═══ Given information ═══

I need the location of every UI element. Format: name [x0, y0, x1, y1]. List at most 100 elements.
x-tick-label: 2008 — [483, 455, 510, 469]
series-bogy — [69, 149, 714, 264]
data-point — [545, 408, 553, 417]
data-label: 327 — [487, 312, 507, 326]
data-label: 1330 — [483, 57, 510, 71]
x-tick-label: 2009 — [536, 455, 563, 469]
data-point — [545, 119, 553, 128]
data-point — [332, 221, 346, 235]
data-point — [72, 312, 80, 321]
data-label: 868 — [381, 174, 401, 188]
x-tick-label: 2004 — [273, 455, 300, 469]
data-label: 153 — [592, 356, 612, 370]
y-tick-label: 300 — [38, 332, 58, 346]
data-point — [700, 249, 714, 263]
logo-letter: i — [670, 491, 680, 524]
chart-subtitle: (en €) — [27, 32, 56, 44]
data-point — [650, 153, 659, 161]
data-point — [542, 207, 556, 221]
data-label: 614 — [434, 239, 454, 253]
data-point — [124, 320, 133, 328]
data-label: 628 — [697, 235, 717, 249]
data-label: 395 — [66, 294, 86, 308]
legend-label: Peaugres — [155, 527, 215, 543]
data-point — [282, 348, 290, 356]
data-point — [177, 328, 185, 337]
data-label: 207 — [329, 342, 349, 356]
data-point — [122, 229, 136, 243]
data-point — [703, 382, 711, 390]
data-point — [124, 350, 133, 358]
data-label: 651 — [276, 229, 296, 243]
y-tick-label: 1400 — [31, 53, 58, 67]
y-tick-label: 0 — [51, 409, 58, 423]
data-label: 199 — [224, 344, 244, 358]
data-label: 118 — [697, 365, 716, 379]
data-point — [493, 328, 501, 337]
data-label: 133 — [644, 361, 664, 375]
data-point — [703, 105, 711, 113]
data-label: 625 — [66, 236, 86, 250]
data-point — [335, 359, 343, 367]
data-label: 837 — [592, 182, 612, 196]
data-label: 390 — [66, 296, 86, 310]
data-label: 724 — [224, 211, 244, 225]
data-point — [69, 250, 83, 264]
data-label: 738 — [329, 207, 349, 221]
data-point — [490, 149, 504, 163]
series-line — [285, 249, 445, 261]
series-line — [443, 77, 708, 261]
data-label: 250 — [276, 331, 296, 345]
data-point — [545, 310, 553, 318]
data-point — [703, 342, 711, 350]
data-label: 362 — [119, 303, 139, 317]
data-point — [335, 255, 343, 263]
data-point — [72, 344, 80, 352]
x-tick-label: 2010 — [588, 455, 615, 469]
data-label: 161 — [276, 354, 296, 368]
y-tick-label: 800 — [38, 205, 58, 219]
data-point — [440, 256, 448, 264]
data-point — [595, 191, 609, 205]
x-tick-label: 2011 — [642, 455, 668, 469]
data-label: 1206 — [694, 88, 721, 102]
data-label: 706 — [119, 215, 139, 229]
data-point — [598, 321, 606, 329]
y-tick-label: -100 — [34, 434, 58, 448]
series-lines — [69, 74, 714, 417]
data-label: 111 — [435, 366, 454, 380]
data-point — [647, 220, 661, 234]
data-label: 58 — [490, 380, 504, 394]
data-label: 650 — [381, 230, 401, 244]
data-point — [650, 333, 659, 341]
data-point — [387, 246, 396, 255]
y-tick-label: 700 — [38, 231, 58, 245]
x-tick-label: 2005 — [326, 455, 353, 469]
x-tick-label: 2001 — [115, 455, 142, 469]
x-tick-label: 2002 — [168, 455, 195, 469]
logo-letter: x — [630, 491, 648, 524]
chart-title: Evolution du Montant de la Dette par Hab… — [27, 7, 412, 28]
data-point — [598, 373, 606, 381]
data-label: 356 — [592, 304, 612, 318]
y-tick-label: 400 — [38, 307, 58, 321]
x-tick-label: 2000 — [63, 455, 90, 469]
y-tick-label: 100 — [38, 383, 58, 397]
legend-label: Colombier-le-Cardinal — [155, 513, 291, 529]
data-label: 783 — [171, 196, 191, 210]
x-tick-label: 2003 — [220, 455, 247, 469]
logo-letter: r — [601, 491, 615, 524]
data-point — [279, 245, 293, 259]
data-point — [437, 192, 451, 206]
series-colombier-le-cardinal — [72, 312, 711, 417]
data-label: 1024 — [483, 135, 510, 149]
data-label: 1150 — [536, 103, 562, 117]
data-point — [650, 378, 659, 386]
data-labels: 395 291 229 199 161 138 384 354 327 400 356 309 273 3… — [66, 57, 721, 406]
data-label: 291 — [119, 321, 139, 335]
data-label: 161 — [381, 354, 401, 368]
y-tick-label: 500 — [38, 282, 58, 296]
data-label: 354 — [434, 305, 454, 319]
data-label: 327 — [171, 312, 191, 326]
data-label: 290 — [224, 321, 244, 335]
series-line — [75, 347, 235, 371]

═══

● Challenge
Pull out every line of the entries above that contains the string "legend", matching case exactly.

● Correct output
legend-label: Peaugres — [155, 527, 215, 543]
legend-label: Colombier-le-Cardinal — [155, 513, 291, 529]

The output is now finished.